_DIRECTIVE_.
In the records below, find each line containing the word "Veränderung" and copy it.

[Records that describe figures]

------------------------

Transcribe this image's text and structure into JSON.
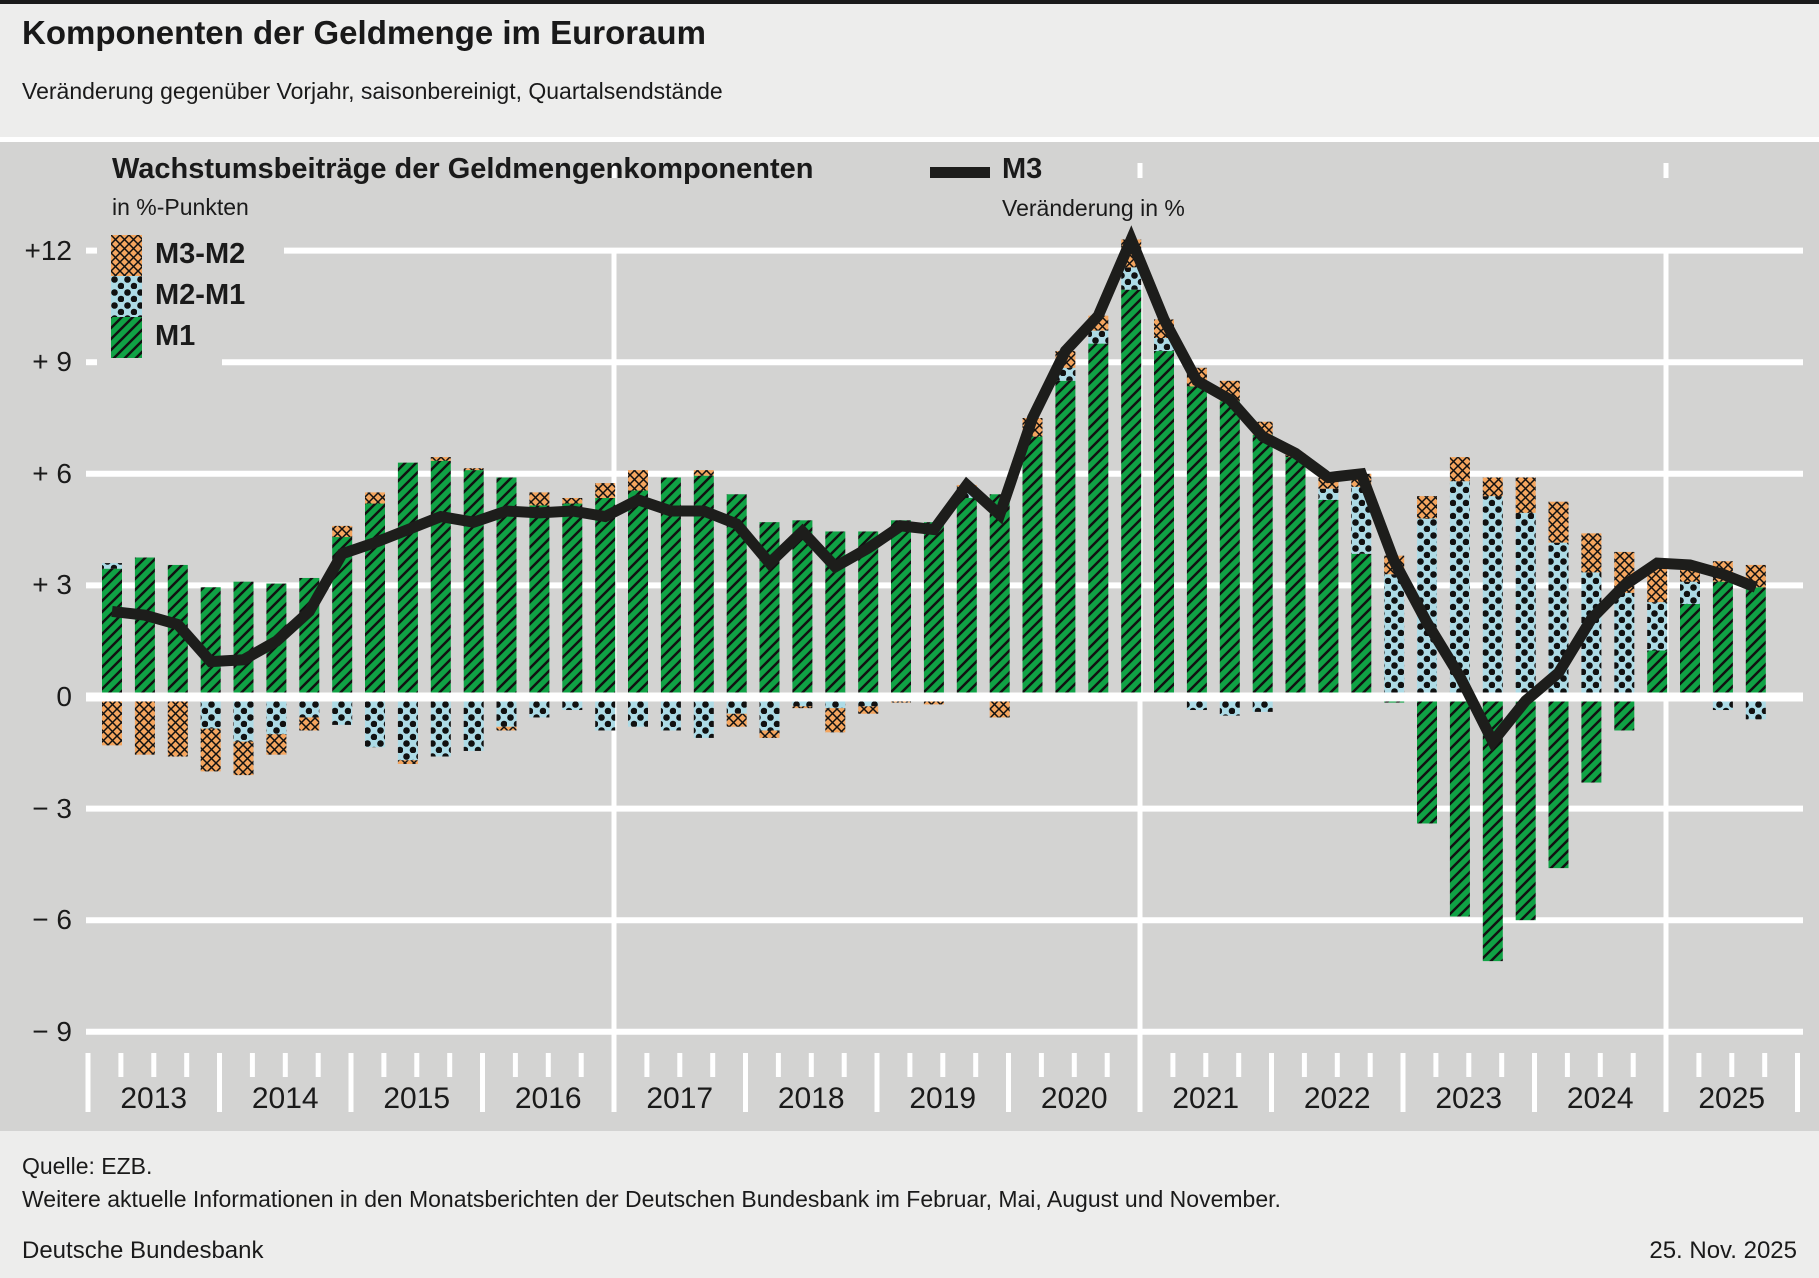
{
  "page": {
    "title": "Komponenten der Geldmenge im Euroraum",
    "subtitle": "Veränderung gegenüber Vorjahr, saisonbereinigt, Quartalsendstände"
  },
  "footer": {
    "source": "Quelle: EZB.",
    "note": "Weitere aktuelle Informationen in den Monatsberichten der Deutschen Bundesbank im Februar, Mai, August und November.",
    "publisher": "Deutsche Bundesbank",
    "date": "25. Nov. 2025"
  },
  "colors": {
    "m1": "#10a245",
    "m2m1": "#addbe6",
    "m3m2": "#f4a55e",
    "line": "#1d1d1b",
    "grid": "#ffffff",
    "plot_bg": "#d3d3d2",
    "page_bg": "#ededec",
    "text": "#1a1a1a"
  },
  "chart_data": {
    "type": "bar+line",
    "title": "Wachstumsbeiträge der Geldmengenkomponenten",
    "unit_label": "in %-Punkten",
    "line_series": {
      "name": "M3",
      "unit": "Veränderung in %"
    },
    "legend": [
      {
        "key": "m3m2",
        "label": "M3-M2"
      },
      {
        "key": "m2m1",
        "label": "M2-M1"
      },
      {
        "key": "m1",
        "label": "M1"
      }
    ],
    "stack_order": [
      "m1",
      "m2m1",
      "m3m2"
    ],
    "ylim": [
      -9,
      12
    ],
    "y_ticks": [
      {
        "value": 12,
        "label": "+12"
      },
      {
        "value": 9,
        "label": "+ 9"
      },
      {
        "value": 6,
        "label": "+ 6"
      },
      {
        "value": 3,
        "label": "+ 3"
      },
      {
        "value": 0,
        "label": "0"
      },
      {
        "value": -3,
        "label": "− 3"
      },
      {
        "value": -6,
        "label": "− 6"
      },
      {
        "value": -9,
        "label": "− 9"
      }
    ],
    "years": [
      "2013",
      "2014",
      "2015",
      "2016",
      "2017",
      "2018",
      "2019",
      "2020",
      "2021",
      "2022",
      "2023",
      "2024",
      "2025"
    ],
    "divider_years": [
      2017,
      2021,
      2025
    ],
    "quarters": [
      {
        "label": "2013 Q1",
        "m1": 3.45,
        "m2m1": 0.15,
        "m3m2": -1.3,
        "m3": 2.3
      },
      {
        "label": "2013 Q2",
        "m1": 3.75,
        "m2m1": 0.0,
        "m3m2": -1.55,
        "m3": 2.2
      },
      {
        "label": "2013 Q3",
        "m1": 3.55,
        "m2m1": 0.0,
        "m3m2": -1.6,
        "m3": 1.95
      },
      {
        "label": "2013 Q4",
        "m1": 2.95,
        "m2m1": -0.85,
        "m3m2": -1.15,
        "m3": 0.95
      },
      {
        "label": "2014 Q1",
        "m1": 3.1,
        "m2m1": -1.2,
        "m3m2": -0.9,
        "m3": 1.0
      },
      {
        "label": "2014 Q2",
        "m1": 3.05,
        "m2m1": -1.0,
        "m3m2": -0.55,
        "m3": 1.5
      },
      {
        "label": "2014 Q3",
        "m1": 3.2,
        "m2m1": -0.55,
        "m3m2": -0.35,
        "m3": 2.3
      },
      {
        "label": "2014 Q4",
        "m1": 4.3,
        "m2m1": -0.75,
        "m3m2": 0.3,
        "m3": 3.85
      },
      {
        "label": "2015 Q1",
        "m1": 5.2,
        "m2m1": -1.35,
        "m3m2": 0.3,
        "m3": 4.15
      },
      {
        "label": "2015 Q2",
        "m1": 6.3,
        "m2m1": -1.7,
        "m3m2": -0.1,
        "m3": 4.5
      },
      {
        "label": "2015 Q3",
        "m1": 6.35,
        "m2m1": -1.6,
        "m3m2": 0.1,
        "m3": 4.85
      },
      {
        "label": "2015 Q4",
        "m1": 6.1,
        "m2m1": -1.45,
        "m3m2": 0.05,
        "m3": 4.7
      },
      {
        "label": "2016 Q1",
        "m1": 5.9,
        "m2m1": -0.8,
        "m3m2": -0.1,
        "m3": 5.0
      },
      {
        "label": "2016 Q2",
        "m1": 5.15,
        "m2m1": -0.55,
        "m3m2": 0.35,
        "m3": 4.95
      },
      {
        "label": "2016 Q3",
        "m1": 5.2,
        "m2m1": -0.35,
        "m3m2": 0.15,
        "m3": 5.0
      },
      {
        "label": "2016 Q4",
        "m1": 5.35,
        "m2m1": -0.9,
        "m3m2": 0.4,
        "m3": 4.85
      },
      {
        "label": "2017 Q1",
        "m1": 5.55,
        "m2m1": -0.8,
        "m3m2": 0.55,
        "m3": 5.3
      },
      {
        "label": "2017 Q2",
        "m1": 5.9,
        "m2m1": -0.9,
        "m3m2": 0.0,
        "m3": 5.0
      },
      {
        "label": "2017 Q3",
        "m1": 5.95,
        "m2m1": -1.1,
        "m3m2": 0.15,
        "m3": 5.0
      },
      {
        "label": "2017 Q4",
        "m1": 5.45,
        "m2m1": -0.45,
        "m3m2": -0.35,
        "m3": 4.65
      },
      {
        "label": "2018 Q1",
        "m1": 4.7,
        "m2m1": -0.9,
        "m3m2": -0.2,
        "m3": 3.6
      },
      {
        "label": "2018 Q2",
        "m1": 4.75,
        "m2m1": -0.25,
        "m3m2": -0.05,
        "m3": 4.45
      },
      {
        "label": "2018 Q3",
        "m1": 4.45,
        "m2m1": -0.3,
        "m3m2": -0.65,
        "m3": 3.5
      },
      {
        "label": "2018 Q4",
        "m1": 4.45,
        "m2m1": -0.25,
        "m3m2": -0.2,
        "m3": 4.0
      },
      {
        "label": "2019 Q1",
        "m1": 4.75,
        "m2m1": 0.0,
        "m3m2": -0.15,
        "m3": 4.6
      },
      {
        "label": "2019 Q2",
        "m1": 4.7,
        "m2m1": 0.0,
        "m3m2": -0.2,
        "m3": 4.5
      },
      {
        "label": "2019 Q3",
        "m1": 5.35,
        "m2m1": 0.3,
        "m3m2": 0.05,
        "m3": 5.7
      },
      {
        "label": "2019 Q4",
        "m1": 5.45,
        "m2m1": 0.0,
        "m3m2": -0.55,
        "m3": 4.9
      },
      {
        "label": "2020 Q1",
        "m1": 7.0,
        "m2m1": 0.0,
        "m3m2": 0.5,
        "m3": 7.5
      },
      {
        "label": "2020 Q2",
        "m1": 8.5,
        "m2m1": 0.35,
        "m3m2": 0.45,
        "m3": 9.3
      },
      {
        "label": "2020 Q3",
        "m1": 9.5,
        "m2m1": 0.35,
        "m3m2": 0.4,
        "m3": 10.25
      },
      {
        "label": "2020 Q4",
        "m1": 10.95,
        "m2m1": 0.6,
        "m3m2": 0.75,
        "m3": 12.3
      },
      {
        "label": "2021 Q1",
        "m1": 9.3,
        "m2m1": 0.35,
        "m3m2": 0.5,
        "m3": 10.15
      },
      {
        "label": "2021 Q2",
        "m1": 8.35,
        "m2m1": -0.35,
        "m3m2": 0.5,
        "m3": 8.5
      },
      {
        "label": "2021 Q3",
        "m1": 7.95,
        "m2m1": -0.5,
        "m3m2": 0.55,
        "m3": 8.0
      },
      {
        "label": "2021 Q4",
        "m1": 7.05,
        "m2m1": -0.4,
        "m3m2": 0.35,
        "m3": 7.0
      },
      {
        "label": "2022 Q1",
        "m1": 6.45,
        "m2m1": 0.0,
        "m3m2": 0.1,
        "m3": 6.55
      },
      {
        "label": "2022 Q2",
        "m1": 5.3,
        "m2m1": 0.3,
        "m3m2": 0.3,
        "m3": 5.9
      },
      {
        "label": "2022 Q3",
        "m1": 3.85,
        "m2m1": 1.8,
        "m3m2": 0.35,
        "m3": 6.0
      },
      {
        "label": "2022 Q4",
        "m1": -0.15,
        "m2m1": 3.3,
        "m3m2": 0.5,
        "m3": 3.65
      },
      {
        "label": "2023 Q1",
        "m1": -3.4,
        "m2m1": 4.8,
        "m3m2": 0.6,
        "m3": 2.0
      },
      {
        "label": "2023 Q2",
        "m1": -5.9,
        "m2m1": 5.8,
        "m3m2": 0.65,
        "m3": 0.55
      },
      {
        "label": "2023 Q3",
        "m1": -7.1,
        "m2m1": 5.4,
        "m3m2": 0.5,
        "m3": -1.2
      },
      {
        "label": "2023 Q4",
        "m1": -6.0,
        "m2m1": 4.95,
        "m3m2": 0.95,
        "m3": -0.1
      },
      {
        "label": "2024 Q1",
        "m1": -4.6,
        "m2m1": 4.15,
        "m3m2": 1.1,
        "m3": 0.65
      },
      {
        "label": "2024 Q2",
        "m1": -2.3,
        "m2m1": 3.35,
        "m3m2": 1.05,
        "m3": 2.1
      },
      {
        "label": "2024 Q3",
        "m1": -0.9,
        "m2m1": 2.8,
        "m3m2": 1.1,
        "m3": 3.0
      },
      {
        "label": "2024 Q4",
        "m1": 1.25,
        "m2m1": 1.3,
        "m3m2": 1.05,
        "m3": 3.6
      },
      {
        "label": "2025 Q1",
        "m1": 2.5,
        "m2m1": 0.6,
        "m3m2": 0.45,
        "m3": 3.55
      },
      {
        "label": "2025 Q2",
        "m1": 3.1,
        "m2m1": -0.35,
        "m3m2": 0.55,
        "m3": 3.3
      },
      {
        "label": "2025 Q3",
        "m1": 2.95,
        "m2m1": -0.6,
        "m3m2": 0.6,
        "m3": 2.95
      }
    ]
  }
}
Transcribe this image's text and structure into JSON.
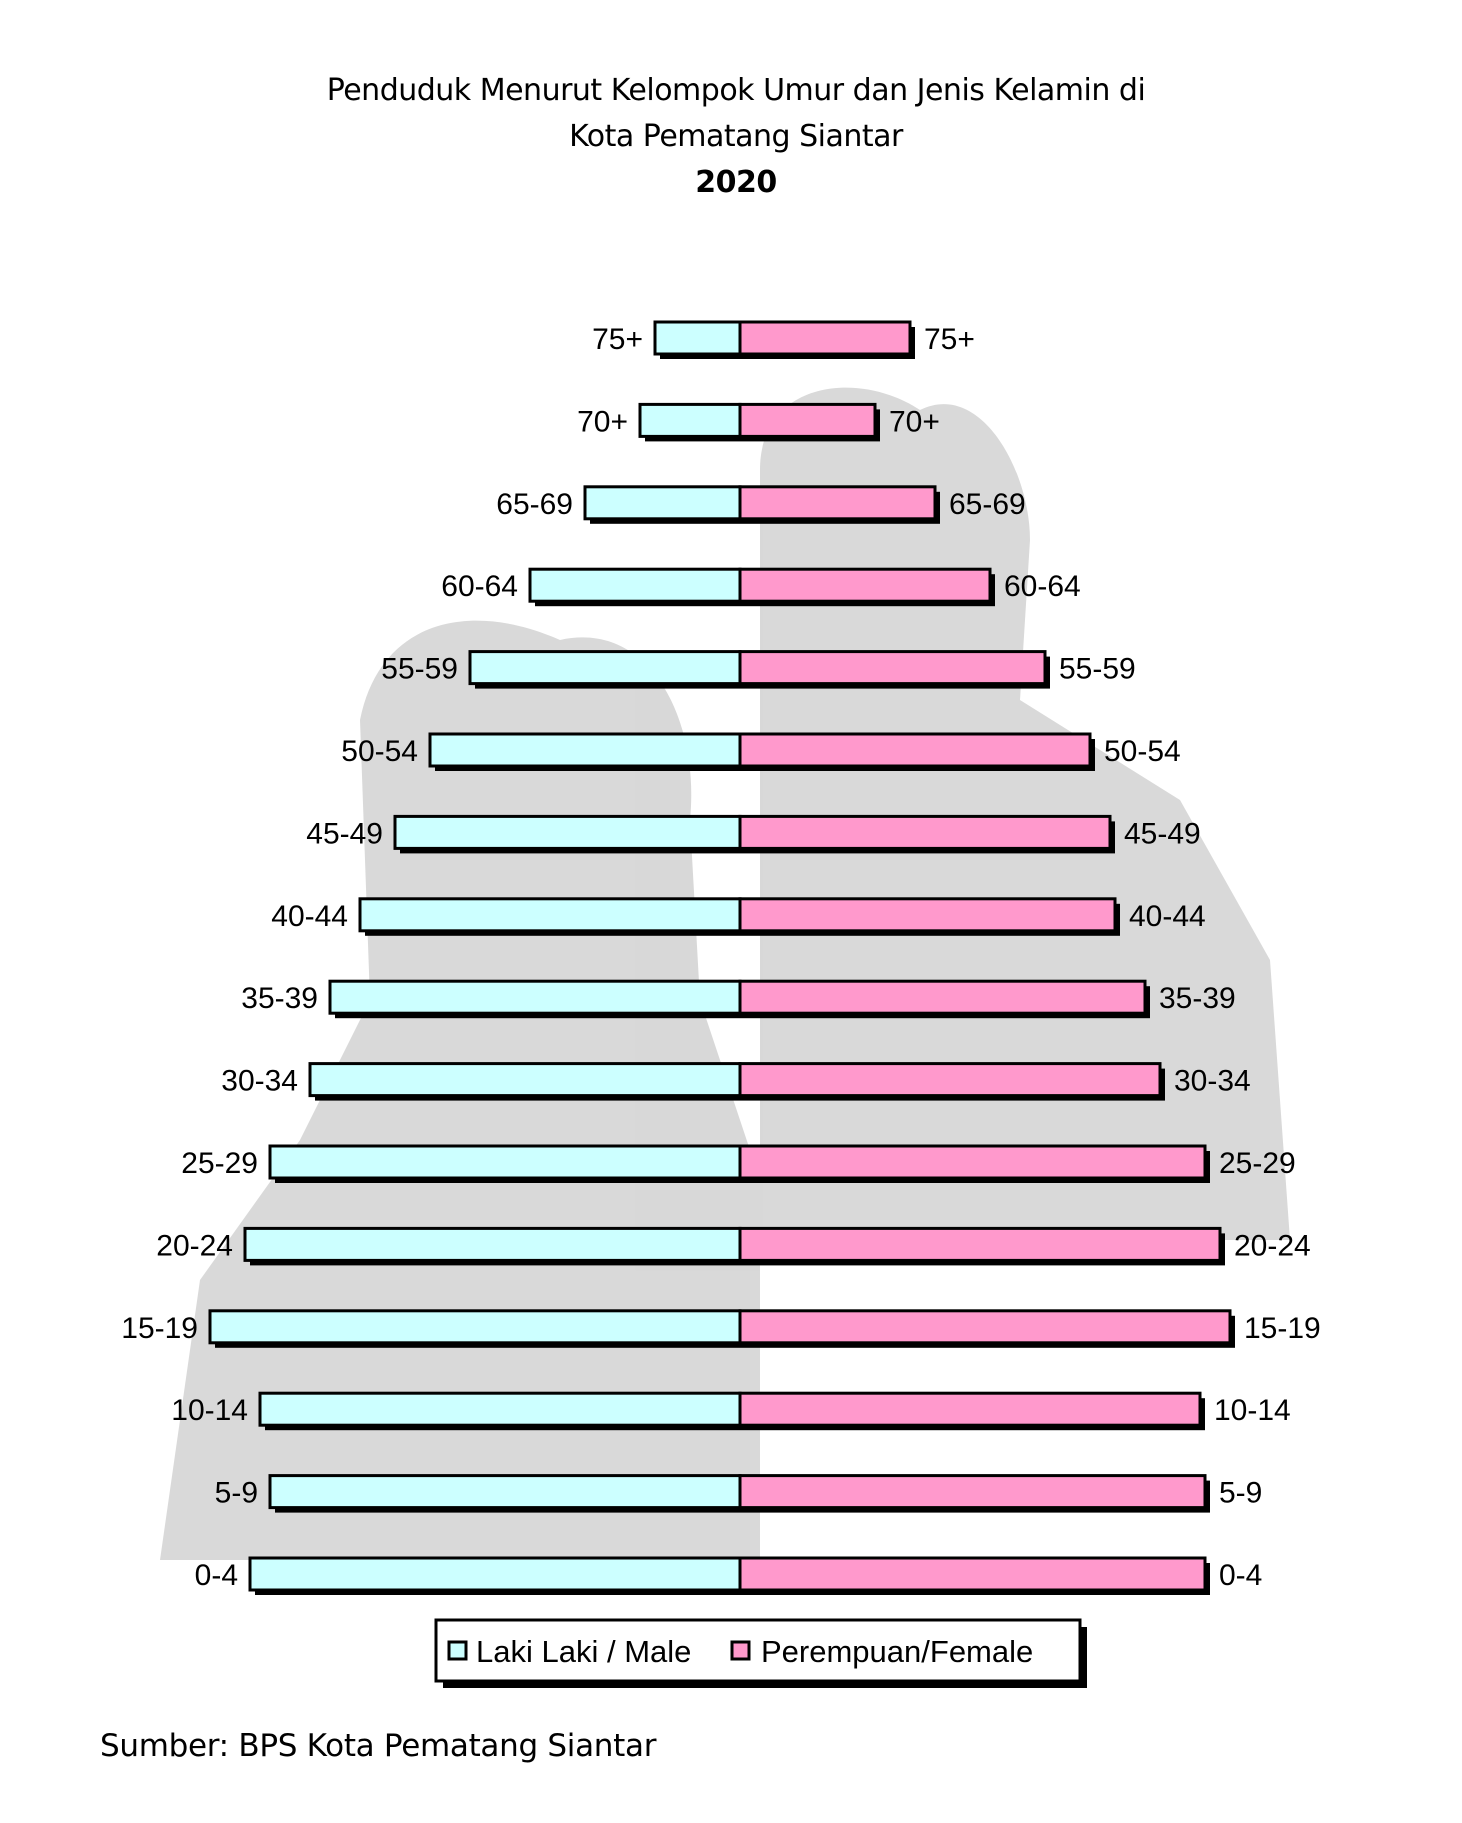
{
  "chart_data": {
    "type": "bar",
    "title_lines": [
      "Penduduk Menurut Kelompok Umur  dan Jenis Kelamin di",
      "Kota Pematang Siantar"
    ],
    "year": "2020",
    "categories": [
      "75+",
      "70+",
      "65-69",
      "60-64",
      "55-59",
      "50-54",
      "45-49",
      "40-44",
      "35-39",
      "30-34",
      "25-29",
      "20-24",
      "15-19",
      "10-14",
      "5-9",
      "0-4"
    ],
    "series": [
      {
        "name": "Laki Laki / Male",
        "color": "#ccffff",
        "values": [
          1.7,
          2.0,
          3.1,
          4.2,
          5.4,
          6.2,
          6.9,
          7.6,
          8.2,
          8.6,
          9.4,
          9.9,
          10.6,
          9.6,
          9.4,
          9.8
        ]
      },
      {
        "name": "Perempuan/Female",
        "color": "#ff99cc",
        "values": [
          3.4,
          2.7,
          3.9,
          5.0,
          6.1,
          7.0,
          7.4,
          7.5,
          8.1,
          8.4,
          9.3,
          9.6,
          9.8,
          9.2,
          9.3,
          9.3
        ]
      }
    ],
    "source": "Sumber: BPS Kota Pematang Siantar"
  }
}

------------------------

_RESPONSE_.
    "subtitle": "Veränderung gegenüber Vorjahr, saisonbereinigt, Quartalsendstände"
      "unit": "Veränderung in %"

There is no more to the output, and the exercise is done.